Spot each line in the records below where the word "name" occurs, then copy it.

** start RECORD SET **

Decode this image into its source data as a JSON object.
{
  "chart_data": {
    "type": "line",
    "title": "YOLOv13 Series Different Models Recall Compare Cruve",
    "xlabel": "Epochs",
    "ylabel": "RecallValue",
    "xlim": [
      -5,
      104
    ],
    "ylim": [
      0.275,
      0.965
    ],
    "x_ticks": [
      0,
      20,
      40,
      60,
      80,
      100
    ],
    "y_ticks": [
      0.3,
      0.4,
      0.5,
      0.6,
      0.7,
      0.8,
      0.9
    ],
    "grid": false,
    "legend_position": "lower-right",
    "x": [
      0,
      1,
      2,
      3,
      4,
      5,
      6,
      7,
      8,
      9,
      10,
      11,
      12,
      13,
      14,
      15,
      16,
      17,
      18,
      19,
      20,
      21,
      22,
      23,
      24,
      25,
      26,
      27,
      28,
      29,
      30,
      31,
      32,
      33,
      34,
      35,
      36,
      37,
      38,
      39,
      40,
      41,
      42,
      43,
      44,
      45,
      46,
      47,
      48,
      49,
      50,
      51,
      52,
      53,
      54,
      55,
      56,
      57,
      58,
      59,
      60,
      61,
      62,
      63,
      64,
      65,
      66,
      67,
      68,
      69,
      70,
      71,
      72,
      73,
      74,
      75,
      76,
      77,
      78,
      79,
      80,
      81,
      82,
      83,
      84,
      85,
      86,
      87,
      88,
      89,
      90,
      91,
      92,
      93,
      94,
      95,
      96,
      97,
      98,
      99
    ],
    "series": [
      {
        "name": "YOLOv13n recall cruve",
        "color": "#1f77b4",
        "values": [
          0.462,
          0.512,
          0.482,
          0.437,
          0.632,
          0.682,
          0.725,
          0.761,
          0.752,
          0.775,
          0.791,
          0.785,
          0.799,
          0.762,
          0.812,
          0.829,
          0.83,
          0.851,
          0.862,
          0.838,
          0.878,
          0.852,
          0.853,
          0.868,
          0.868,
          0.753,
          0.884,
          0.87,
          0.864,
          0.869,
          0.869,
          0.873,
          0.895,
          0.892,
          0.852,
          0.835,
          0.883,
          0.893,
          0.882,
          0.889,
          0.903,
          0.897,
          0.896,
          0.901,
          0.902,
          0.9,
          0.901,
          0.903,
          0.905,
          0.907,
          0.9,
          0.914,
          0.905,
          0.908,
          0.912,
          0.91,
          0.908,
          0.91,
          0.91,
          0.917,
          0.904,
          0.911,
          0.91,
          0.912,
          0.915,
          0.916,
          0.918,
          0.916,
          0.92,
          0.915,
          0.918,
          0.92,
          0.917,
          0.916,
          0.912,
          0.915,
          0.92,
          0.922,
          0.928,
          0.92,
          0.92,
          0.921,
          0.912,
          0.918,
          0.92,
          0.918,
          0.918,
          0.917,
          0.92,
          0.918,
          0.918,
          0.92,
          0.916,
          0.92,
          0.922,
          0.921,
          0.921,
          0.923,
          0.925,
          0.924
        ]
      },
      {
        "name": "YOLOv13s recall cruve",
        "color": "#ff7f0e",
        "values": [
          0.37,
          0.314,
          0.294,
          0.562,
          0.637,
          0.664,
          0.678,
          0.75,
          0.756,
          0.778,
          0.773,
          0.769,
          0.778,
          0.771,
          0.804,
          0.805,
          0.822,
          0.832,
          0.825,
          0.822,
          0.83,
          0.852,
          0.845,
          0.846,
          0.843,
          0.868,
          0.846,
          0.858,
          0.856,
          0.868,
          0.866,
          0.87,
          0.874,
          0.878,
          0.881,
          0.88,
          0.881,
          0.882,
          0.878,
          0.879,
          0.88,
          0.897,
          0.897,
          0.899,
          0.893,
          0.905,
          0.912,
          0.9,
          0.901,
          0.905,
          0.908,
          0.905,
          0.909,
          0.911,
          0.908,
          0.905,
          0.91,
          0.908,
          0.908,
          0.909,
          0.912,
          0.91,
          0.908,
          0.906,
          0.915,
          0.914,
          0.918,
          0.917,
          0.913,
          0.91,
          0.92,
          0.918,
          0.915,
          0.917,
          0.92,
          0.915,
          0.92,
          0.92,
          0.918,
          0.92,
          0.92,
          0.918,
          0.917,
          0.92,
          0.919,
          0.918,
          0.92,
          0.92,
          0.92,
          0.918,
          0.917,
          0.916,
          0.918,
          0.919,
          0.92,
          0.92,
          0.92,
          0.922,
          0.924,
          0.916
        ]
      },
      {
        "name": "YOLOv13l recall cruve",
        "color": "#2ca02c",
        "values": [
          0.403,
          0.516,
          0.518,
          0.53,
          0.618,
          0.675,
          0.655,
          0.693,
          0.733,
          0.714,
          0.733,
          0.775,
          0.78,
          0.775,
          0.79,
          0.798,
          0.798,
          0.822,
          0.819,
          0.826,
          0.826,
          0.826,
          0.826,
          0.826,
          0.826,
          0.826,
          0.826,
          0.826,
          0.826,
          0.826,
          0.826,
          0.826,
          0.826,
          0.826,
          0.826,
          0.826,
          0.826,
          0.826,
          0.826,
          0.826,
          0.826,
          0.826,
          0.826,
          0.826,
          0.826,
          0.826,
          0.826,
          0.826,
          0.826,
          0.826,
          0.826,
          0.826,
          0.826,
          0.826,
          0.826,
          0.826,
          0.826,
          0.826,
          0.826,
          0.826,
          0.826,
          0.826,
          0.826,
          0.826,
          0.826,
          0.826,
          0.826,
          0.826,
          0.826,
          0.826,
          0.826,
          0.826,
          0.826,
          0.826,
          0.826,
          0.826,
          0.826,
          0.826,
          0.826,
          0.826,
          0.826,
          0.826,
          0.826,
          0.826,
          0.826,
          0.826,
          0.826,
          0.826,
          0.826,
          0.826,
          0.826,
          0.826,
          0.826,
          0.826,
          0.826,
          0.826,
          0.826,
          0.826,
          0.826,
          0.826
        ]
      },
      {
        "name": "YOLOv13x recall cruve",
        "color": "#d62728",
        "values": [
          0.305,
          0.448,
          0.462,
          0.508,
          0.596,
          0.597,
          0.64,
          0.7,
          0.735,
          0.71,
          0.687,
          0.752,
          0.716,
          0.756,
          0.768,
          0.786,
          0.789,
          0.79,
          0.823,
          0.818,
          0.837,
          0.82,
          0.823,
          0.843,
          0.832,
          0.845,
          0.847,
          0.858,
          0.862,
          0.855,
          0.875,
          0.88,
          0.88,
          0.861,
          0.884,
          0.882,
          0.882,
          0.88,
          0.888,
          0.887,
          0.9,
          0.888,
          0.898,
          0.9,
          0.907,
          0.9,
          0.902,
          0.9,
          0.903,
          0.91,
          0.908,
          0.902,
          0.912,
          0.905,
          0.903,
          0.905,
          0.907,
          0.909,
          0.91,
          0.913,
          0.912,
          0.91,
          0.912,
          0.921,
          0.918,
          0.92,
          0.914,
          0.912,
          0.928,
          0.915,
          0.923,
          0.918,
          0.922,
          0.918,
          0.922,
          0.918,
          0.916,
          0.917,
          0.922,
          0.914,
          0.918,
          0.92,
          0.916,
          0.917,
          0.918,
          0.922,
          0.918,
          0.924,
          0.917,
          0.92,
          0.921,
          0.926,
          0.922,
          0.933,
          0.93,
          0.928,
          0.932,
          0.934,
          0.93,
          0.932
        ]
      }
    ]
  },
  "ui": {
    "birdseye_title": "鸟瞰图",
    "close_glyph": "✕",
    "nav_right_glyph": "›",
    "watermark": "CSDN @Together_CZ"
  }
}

** end RECORD SET **

• TASK SOLUTION
        "name": "YOLOv13n recall cruve",
        "name": "YOLOv13s recall cruve",
        "name": "YOLOv13l recall cruve",
        "name": "YOLOv13x recall cruve",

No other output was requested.